**Given records**
--
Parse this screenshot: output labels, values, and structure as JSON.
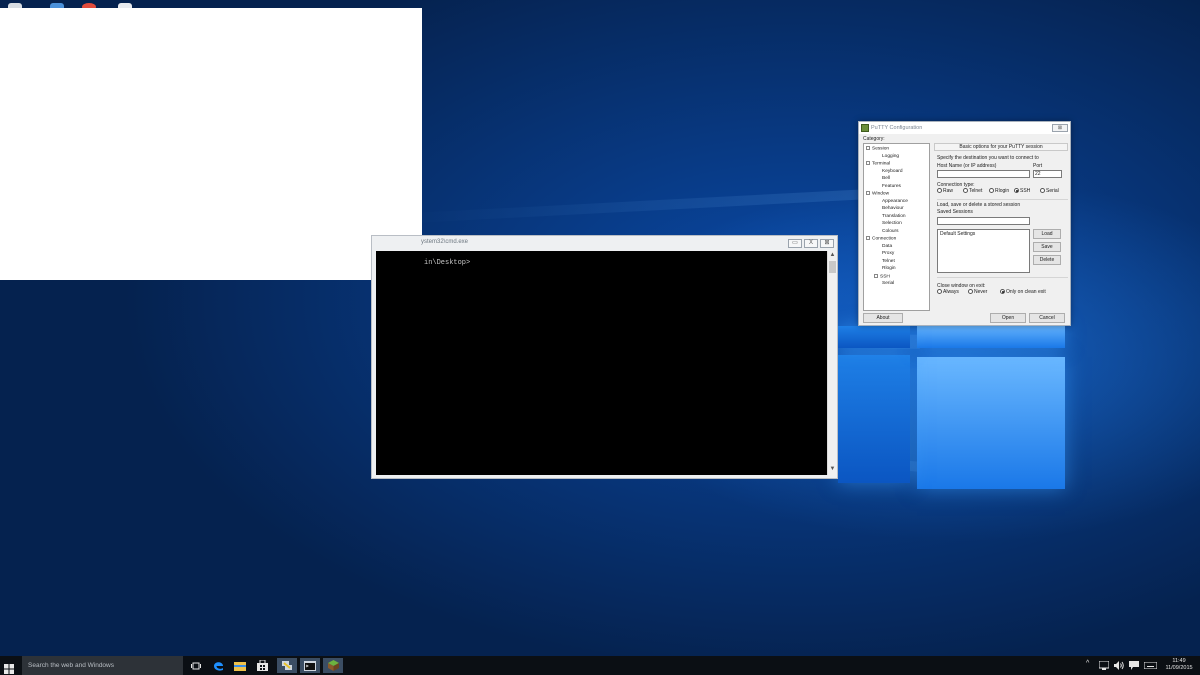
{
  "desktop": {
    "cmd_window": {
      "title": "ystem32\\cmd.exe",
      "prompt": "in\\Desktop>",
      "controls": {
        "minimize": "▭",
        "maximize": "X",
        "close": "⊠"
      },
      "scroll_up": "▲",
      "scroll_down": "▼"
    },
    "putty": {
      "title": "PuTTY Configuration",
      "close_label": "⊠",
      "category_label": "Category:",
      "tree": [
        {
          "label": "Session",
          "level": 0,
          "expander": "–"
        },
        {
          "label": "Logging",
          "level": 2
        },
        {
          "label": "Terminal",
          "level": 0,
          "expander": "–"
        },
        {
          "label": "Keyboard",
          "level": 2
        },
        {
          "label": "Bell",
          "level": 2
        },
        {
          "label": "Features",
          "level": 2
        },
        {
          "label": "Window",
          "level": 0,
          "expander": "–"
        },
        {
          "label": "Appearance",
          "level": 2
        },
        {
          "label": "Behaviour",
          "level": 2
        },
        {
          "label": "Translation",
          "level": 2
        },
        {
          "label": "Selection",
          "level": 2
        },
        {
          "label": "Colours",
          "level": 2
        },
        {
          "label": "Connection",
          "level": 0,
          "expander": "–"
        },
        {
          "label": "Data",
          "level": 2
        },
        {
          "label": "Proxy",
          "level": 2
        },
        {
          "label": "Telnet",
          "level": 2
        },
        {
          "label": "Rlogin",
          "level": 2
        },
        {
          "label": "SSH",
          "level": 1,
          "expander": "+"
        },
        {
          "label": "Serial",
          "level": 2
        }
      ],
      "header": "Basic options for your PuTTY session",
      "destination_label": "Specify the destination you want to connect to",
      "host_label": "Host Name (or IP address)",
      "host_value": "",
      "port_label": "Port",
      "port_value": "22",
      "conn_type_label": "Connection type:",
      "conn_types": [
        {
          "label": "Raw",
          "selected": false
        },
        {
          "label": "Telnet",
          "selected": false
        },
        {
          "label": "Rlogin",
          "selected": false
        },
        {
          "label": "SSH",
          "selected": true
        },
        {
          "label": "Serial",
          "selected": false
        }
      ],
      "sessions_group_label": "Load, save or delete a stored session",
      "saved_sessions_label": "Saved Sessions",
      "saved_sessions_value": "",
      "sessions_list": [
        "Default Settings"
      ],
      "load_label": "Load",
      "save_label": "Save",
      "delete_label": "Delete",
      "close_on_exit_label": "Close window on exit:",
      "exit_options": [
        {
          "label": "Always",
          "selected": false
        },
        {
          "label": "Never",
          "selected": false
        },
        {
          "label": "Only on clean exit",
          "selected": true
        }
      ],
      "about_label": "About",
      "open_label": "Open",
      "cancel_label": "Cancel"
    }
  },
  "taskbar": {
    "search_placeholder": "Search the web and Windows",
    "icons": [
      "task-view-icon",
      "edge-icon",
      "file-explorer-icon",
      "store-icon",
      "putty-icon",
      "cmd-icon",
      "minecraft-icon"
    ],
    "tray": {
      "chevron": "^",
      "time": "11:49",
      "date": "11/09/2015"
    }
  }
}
--
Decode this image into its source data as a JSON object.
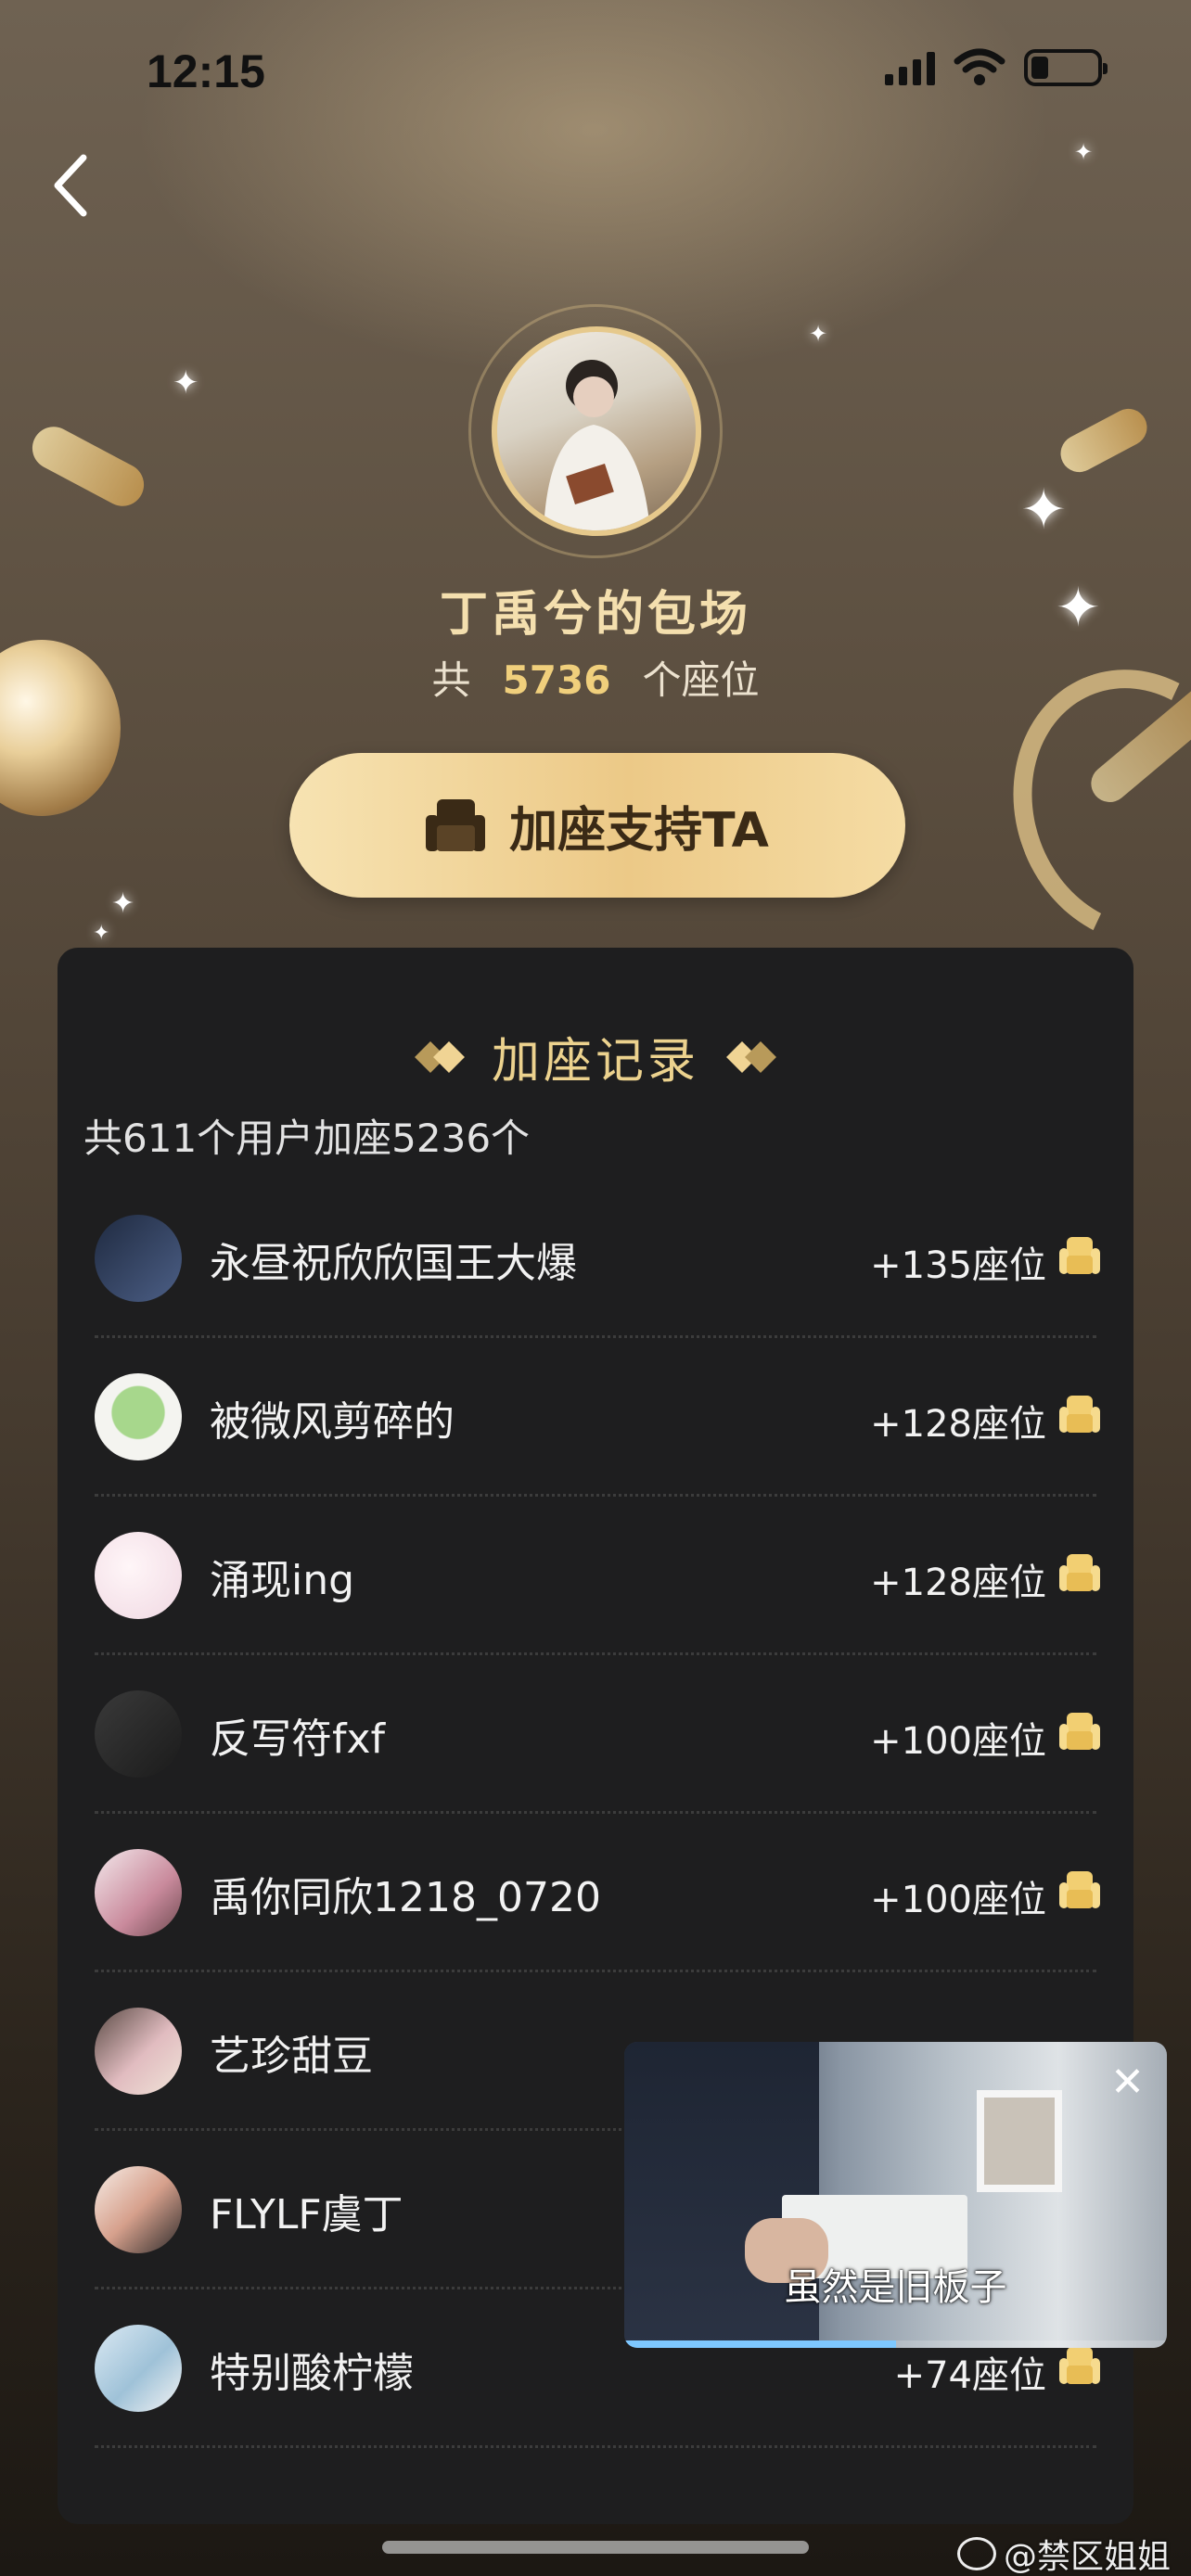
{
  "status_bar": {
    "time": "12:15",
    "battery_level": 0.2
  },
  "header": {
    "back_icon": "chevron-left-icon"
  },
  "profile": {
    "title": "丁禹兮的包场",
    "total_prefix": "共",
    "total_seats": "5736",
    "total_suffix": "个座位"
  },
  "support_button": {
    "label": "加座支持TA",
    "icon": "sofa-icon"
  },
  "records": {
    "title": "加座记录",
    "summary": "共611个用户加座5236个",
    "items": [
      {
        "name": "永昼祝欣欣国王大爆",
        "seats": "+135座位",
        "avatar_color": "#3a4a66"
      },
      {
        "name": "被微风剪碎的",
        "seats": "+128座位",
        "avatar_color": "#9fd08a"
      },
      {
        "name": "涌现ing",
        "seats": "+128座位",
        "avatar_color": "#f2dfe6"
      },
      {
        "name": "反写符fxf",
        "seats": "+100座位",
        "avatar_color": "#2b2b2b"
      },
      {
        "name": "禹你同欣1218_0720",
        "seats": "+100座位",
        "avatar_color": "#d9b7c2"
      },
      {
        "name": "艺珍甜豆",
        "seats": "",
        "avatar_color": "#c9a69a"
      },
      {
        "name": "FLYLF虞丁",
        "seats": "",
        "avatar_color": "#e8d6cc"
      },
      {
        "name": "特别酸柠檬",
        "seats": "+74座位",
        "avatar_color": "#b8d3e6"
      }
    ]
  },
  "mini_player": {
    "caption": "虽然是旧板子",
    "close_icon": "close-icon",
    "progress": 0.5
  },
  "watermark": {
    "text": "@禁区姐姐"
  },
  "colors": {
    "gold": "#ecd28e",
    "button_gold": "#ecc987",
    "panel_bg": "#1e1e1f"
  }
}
--
**Request**
Locate all lines holding the word "JSON", then copy them out.

**Written reply**
Parse this screenshot: output labels, values, and structure as JSON.
Decode this image into its source data as a JSON object.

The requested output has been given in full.